WORK INSTRUCTIONS — Scan the data below and pick out the lines containing the word "icon".

- - -

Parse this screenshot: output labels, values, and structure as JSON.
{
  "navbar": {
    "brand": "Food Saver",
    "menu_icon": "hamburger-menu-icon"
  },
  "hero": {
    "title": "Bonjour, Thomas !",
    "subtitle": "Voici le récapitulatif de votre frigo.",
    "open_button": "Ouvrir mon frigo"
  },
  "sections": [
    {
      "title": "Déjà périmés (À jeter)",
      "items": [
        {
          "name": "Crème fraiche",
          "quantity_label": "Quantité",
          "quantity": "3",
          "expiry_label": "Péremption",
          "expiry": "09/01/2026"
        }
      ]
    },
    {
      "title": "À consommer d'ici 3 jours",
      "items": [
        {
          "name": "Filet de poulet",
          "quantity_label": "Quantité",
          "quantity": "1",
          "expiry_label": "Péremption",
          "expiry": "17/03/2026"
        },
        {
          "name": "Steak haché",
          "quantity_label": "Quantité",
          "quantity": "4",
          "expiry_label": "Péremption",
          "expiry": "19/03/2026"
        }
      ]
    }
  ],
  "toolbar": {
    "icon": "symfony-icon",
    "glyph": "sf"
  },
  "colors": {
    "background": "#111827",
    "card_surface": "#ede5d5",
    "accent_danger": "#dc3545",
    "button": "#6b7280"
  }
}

- - -

SOLUTION TO THIS TASK —
    "menu_icon": "hamburger-menu-icon"
    "icon": "symfony-icon",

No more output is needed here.